▶ _Challenge_: The data below should be printed in full, exactly, and without any of its images.
─── Extracted material
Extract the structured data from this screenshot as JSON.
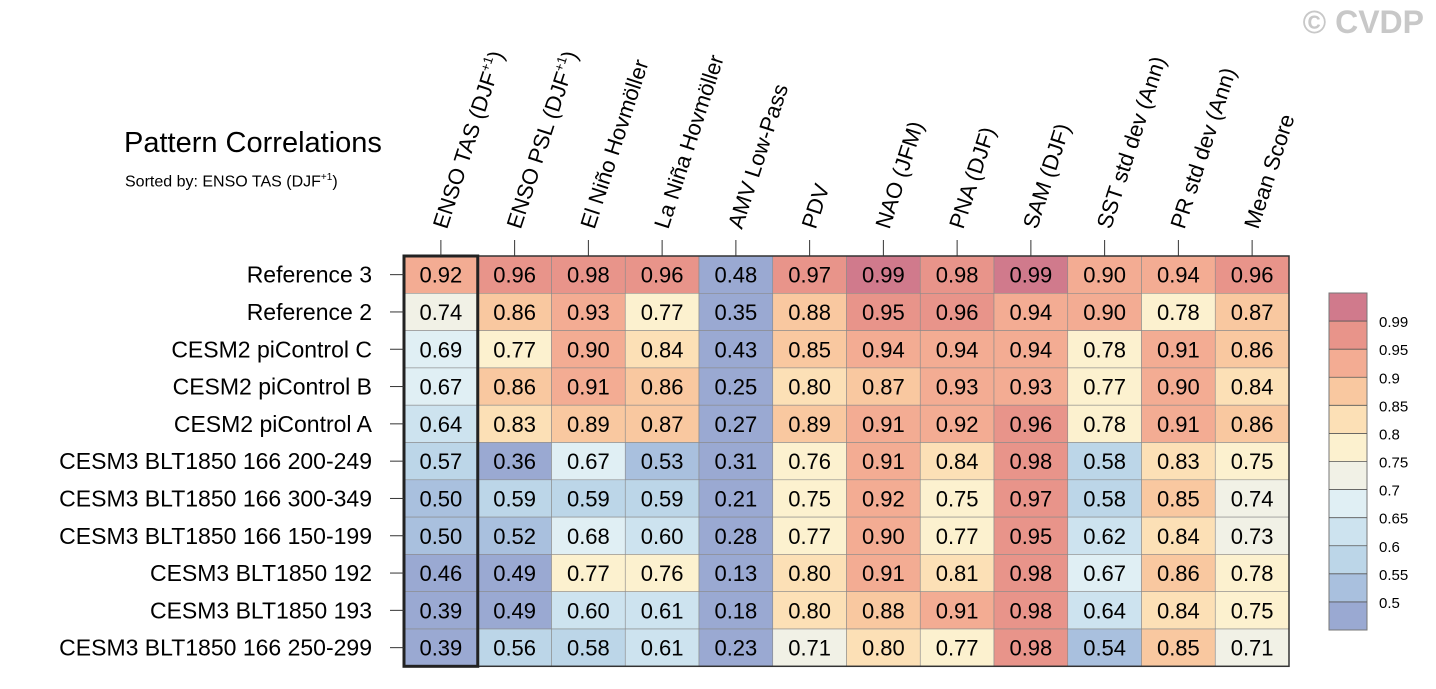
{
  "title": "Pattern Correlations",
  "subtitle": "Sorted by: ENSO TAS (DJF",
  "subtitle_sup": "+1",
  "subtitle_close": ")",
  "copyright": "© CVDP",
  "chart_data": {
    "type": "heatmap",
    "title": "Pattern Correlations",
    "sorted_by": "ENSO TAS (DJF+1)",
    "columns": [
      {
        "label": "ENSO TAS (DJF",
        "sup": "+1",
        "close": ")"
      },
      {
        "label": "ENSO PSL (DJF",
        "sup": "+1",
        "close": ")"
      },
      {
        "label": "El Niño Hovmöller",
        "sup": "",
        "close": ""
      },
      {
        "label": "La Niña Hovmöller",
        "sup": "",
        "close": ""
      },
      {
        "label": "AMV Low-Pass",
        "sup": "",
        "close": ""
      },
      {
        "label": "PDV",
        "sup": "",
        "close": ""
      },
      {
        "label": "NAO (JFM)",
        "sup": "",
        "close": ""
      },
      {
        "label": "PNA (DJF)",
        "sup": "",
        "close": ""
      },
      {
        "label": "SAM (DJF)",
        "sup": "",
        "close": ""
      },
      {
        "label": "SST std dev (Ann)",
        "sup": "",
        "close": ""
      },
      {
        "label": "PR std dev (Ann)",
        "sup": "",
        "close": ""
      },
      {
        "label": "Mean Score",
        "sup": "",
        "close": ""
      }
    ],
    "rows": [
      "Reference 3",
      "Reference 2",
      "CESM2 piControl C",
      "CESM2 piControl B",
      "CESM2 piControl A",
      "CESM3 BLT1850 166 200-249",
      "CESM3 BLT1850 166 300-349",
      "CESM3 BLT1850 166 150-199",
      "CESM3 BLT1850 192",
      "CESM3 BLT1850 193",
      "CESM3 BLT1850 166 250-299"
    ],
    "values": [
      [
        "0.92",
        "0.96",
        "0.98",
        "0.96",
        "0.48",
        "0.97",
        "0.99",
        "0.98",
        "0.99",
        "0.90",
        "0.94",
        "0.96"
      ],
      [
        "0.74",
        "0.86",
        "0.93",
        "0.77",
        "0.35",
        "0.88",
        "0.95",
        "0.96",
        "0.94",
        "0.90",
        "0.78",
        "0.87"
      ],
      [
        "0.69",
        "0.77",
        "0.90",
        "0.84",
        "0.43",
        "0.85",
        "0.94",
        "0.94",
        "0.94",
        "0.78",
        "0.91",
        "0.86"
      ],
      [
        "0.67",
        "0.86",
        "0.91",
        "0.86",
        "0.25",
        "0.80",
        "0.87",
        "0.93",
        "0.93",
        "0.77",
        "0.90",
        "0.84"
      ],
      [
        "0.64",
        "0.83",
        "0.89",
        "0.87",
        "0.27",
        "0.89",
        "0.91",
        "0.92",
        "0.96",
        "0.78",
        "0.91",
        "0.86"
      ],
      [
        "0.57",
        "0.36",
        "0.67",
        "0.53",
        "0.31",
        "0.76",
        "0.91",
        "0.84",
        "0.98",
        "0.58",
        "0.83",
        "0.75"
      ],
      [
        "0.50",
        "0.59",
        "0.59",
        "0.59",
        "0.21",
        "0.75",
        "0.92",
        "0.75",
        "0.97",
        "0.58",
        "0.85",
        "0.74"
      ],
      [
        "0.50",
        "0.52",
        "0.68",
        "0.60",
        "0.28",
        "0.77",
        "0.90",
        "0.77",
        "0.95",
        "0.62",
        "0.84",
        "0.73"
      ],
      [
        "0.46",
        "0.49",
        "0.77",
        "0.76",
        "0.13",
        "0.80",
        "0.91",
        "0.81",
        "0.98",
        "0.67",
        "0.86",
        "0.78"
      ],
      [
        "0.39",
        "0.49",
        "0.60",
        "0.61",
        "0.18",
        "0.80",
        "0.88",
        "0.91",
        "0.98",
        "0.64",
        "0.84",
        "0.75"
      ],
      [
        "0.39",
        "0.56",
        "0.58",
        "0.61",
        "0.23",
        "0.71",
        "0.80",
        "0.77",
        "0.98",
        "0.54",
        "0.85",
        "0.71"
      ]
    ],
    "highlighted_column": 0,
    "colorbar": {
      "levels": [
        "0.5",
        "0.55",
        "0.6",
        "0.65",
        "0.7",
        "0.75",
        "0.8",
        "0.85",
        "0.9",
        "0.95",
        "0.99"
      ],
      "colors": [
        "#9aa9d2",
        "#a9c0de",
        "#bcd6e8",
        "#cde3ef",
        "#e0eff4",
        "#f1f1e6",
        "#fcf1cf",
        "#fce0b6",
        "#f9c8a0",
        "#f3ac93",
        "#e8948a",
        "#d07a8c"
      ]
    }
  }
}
──────
▶ _Answer to the problem_:
Extract the structured data from this screenshot as JSON.
{
  "title": "Pattern Correlations",
  "subtitle": "Sorted by: ENSO TAS (DJF",
  "subtitle_sup": "+1",
  "subtitle_close": ")",
  "copyright": "© CVDP",
  "chart_data": {
    "type": "heatmap",
    "title": "Pattern Correlations",
    "sorted_by": "ENSO TAS (DJF+1)",
    "columns": [
      {
        "label": "ENSO TAS (DJF",
        "sup": "+1",
        "close": ")"
      },
      {
        "label": "ENSO PSL (DJF",
        "sup": "+1",
        "close": ")"
      },
      {
        "label": "El Niño Hovmöller",
        "sup": "",
        "close": ""
      },
      {
        "label": "La Niña Hovmöller",
        "sup": "",
        "close": ""
      },
      {
        "label": "AMV Low-Pass",
        "sup": "",
        "close": ""
      },
      {
        "label": "PDV",
        "sup": "",
        "close": ""
      },
      {
        "label": "NAO (JFM)",
        "sup": "",
        "close": ""
      },
      {
        "label": "PNA (DJF)",
        "sup": "",
        "close": ""
      },
      {
        "label": "SAM (DJF)",
        "sup": "",
        "close": ""
      },
      {
        "label": "SST std dev (Ann)",
        "sup": "",
        "close": ""
      },
      {
        "label": "PR std dev (Ann)",
        "sup": "",
        "close": ""
      },
      {
        "label": "Mean Score",
        "sup": "",
        "close": ""
      }
    ],
    "rows": [
      "Reference 3",
      "Reference 2",
      "CESM2 piControl C",
      "CESM2 piControl B",
      "CESM2 piControl A",
      "CESM3 BLT1850 166 200-249",
      "CESM3 BLT1850 166 300-349",
      "CESM3 BLT1850 166 150-199",
      "CESM3 BLT1850 192",
      "CESM3 BLT1850 193",
      "CESM3 BLT1850 166 250-299"
    ],
    "values": [
      [
        "0.92",
        "0.96",
        "0.98",
        "0.96",
        "0.48",
        "0.97",
        "0.99",
        "0.98",
        "0.99",
        "0.90",
        "0.94",
        "0.96"
      ],
      [
        "0.74",
        "0.86",
        "0.93",
        "0.77",
        "0.35",
        "0.88",
        "0.95",
        "0.96",
        "0.94",
        "0.90",
        "0.78",
        "0.87"
      ],
      [
        "0.69",
        "0.77",
        "0.90",
        "0.84",
        "0.43",
        "0.85",
        "0.94",
        "0.94",
        "0.94",
        "0.78",
        "0.91",
        "0.86"
      ],
      [
        "0.67",
        "0.86",
        "0.91",
        "0.86",
        "0.25",
        "0.80",
        "0.87",
        "0.93",
        "0.93",
        "0.77",
        "0.90",
        "0.84"
      ],
      [
        "0.64",
        "0.83",
        "0.89",
        "0.87",
        "0.27",
        "0.89",
        "0.91",
        "0.92",
        "0.96",
        "0.78",
        "0.91",
        "0.86"
      ],
      [
        "0.57",
        "0.36",
        "0.67",
        "0.53",
        "0.31",
        "0.76",
        "0.91",
        "0.84",
        "0.98",
        "0.58",
        "0.83",
        "0.75"
      ],
      [
        "0.50",
        "0.59",
        "0.59",
        "0.59",
        "0.21",
        "0.75",
        "0.92",
        "0.75",
        "0.97",
        "0.58",
        "0.85",
        "0.74"
      ],
      [
        "0.50",
        "0.52",
        "0.68",
        "0.60",
        "0.28",
        "0.77",
        "0.90",
        "0.77",
        "0.95",
        "0.62",
        "0.84",
        "0.73"
      ],
      [
        "0.46",
        "0.49",
        "0.77",
        "0.76",
        "0.13",
        "0.80",
        "0.91",
        "0.81",
        "0.98",
        "0.67",
        "0.86",
        "0.78"
      ],
      [
        "0.39",
        "0.49",
        "0.60",
        "0.61",
        "0.18",
        "0.80",
        "0.88",
        "0.91",
        "0.98",
        "0.64",
        "0.84",
        "0.75"
      ],
      [
        "0.39",
        "0.56",
        "0.58",
        "0.61",
        "0.23",
        "0.71",
        "0.80",
        "0.77",
        "0.98",
        "0.54",
        "0.85",
        "0.71"
      ]
    ],
    "highlighted_column": 0,
    "colorbar": {
      "levels": [
        "0.5",
        "0.55",
        "0.6",
        "0.65",
        "0.7",
        "0.75",
        "0.8",
        "0.85",
        "0.9",
        "0.95",
        "0.99"
      ],
      "colors": [
        "#9aa9d2",
        "#a9c0de",
        "#bcd6e8",
        "#cde3ef",
        "#e0eff4",
        "#f1f1e6",
        "#fcf1cf",
        "#fce0b6",
        "#f9c8a0",
        "#f3ac93",
        "#e8948a",
        "#d07a8c"
      ]
    }
  }
}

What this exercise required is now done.